Show every line containing "this" by copying it.

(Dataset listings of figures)
-- START --

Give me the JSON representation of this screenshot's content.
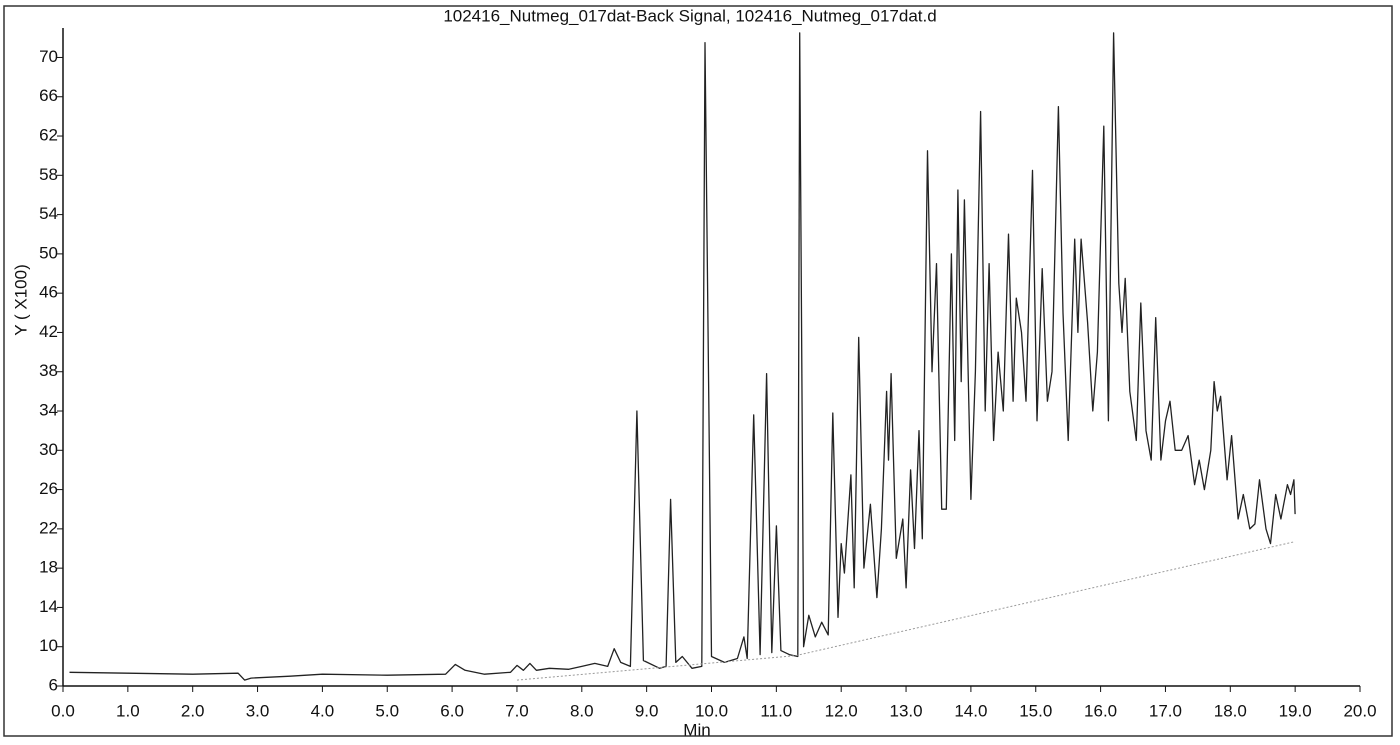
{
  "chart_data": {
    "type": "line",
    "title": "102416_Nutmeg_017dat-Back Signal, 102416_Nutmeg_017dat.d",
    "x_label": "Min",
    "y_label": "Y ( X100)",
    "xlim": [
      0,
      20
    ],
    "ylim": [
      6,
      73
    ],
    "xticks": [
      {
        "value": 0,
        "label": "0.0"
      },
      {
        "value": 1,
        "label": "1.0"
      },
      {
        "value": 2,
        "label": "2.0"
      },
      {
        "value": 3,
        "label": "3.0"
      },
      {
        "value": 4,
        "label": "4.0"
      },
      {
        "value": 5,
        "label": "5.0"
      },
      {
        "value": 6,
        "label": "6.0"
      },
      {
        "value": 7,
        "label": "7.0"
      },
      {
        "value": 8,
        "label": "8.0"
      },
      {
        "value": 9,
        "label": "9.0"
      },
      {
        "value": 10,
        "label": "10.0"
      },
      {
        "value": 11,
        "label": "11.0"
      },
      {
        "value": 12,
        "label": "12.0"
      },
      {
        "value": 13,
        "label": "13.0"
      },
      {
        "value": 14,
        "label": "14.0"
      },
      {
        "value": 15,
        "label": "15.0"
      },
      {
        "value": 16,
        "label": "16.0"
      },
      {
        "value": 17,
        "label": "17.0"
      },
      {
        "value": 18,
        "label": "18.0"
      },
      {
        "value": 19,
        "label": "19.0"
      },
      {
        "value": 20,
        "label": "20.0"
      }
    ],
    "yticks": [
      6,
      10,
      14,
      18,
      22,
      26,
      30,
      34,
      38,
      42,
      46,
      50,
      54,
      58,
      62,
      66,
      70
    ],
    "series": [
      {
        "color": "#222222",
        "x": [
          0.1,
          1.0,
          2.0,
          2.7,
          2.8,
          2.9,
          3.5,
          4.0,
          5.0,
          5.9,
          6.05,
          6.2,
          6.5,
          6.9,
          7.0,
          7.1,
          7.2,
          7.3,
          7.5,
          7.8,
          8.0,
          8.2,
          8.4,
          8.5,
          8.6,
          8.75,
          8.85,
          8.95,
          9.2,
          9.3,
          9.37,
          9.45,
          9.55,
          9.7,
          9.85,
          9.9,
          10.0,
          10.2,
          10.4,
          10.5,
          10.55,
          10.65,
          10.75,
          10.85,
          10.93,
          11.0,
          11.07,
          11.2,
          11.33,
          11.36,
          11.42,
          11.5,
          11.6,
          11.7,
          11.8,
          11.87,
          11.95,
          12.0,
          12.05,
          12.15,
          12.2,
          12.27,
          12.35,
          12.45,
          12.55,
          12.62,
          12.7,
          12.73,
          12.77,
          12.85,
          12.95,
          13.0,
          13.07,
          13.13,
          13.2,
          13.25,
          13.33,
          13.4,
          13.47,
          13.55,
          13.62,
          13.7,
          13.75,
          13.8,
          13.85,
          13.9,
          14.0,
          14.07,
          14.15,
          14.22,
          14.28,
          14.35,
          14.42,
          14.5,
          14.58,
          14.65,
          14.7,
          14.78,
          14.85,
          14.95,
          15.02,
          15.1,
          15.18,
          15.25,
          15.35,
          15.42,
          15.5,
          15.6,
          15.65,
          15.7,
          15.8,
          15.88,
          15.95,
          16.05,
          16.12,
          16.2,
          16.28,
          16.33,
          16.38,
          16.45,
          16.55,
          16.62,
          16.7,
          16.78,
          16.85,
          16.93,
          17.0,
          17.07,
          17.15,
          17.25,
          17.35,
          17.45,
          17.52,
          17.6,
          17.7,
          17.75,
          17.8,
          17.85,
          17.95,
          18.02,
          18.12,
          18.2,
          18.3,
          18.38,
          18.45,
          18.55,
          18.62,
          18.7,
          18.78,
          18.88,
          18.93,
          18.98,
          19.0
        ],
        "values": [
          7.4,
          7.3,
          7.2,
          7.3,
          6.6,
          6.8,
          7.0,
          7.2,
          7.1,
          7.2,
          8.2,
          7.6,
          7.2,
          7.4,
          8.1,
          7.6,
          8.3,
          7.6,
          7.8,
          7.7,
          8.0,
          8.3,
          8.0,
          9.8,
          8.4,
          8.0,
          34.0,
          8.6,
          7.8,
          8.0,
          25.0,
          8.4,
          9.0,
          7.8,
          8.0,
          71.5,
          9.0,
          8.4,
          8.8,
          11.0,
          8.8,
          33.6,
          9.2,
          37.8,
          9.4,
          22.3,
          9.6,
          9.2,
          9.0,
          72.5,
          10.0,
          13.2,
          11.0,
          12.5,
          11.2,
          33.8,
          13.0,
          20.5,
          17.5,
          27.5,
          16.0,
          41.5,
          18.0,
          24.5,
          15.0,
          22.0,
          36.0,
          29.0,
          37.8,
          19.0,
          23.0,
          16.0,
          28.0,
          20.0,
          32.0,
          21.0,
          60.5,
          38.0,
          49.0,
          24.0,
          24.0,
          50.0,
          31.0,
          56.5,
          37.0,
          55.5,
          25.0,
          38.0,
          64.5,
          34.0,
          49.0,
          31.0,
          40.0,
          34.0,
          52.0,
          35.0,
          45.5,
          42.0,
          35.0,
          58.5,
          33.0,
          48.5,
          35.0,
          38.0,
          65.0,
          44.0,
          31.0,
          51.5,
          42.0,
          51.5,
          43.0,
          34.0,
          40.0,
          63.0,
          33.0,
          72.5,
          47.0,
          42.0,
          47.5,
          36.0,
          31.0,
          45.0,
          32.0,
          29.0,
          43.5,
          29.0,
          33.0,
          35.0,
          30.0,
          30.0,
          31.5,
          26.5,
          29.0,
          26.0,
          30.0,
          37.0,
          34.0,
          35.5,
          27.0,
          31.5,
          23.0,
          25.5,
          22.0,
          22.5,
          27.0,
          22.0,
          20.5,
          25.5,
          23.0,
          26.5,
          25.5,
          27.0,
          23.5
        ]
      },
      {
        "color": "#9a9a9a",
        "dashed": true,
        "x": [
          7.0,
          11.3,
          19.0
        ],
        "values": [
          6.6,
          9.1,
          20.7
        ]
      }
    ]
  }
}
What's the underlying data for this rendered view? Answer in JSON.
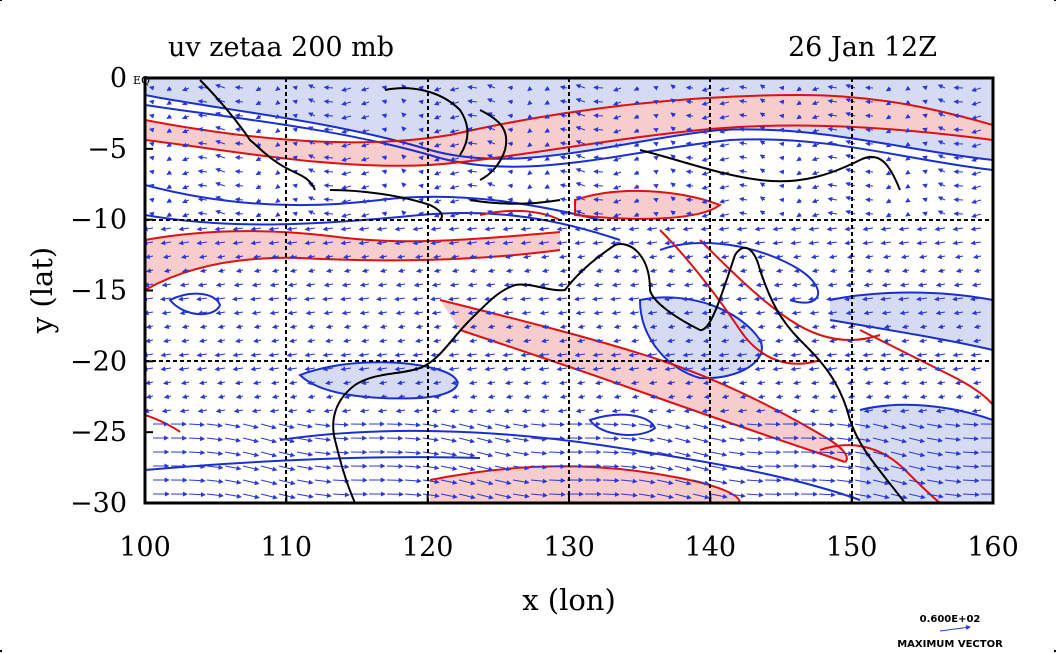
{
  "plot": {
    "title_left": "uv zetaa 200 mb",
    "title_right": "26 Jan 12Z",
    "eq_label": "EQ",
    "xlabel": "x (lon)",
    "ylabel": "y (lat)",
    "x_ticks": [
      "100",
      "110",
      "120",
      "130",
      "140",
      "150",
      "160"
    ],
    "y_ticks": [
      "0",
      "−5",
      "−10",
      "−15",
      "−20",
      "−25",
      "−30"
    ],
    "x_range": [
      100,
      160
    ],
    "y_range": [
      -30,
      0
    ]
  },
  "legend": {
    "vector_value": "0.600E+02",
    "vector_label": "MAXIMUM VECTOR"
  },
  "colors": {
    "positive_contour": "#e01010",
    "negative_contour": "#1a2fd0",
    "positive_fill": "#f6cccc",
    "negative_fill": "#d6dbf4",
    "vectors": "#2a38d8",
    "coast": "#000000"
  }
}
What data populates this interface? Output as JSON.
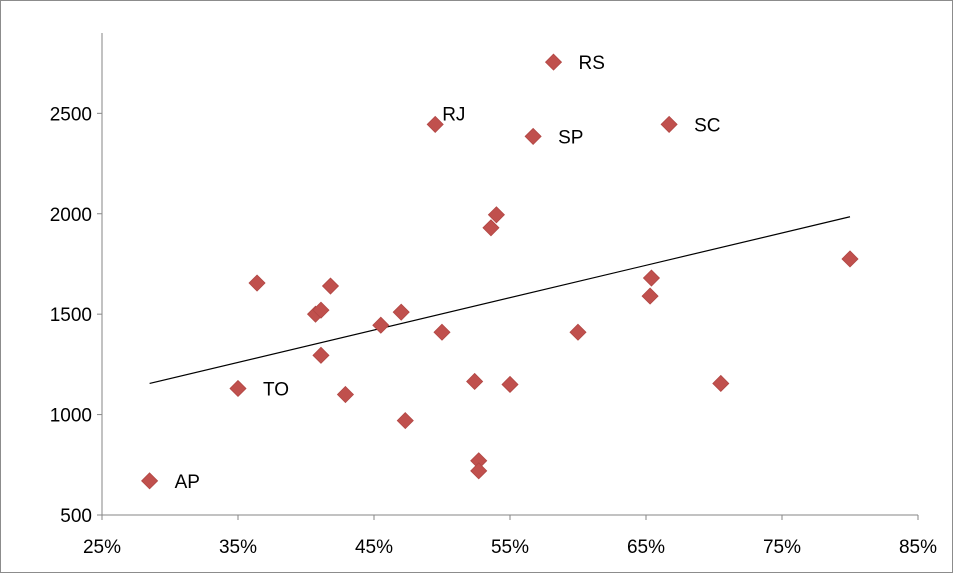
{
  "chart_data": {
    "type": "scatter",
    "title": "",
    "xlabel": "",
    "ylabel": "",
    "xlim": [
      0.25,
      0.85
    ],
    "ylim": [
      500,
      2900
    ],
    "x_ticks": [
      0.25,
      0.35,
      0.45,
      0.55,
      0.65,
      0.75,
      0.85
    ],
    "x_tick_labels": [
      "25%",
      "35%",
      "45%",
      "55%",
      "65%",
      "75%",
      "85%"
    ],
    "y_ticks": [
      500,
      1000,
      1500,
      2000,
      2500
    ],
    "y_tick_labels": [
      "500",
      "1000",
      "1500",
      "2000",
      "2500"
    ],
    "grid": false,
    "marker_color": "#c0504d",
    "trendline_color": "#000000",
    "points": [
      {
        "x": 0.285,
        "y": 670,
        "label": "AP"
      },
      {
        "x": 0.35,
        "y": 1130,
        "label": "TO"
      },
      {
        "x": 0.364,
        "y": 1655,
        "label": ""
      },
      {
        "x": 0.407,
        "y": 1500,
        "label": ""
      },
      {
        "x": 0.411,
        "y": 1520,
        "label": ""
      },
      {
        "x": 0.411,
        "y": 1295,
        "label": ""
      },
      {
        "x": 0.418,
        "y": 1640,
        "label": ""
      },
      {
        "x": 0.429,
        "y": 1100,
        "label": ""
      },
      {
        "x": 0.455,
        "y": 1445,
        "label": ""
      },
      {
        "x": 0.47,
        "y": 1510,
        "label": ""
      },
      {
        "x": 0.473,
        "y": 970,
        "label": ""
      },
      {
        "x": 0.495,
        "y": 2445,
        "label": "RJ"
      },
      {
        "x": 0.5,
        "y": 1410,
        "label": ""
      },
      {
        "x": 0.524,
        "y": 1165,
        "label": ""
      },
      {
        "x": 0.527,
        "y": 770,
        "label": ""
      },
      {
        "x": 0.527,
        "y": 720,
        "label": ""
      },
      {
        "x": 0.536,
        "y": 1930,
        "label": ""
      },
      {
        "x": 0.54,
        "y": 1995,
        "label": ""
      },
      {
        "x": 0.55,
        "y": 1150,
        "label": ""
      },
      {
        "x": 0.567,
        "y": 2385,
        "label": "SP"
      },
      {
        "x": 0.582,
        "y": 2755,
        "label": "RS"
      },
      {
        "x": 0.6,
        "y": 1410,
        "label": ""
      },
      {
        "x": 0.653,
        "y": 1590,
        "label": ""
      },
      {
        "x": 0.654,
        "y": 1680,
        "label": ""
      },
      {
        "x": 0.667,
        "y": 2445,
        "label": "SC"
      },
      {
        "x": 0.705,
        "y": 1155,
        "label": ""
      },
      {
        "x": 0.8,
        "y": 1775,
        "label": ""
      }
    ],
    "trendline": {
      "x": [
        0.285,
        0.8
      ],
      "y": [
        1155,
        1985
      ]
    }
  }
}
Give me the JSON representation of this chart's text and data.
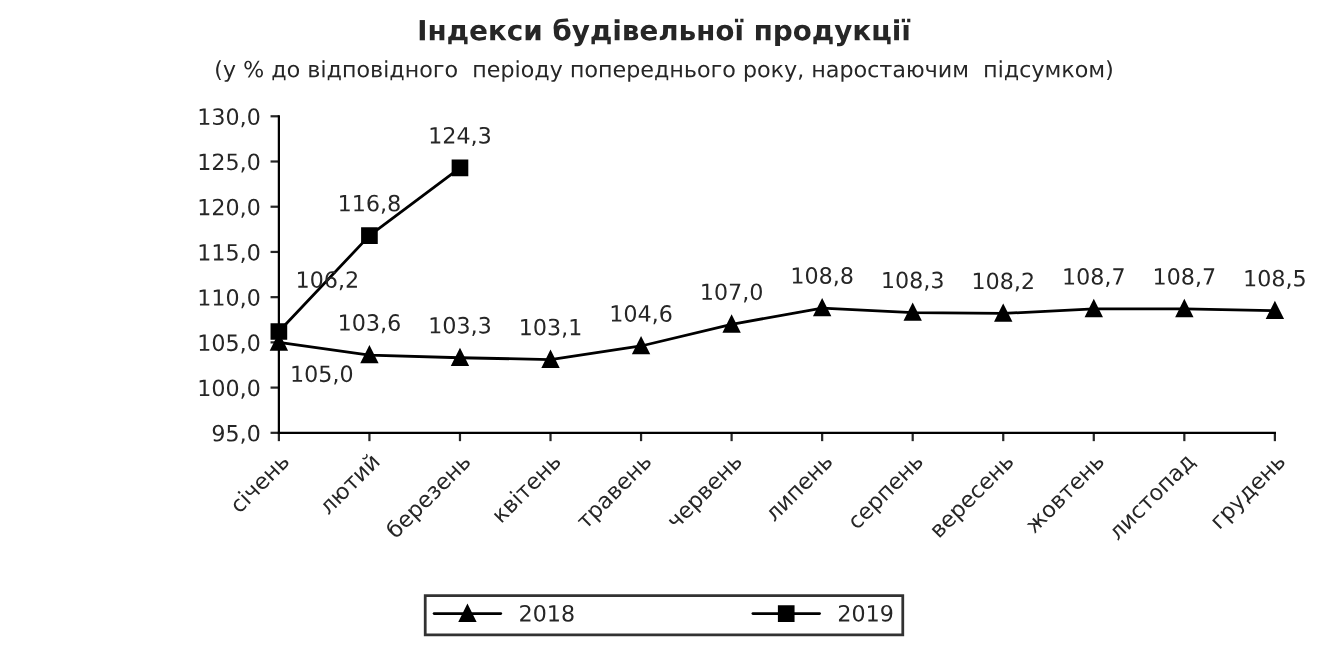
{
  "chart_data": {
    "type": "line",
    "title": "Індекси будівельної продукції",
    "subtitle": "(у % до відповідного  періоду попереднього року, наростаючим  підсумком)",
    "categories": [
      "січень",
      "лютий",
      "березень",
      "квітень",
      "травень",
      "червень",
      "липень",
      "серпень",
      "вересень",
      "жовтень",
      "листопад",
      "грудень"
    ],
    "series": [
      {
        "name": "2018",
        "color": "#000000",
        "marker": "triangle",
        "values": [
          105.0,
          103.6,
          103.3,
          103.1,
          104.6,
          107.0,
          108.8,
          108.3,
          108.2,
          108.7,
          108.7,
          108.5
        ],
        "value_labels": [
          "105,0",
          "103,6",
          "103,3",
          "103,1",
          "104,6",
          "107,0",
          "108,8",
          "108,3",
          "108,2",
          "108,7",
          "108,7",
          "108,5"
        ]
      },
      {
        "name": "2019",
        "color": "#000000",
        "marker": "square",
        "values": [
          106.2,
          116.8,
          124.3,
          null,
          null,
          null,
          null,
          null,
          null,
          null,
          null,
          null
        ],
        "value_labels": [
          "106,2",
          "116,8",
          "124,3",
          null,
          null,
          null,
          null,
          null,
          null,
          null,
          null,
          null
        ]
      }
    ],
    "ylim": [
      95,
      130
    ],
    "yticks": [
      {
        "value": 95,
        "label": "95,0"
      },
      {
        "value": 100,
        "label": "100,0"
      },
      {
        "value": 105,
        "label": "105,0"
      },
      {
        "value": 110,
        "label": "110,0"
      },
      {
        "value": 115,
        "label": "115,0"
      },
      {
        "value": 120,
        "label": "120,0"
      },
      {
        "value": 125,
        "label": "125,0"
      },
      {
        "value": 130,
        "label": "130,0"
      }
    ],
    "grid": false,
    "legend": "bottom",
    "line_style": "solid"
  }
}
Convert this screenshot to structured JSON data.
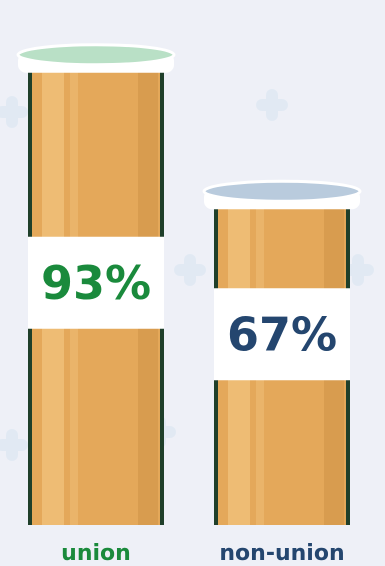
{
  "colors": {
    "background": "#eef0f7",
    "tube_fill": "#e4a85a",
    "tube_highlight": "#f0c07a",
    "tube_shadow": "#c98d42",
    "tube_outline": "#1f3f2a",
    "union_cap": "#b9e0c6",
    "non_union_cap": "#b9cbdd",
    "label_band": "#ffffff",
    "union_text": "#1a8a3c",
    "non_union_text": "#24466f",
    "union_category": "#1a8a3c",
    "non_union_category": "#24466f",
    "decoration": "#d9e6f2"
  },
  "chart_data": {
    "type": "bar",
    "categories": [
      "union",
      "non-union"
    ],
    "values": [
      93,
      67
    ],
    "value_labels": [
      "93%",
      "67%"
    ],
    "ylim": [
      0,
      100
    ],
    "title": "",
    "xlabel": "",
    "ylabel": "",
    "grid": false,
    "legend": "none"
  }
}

-- END --

Answer in full.
Give me the JSON representation of this screenshot's content.
What's the underlying data for this rendered view? Answer in JSON.
What data populates this interface? Output as JSON.
Give me the JSON representation of this chart's text and data.
Convert this screenshot to structured JSON data.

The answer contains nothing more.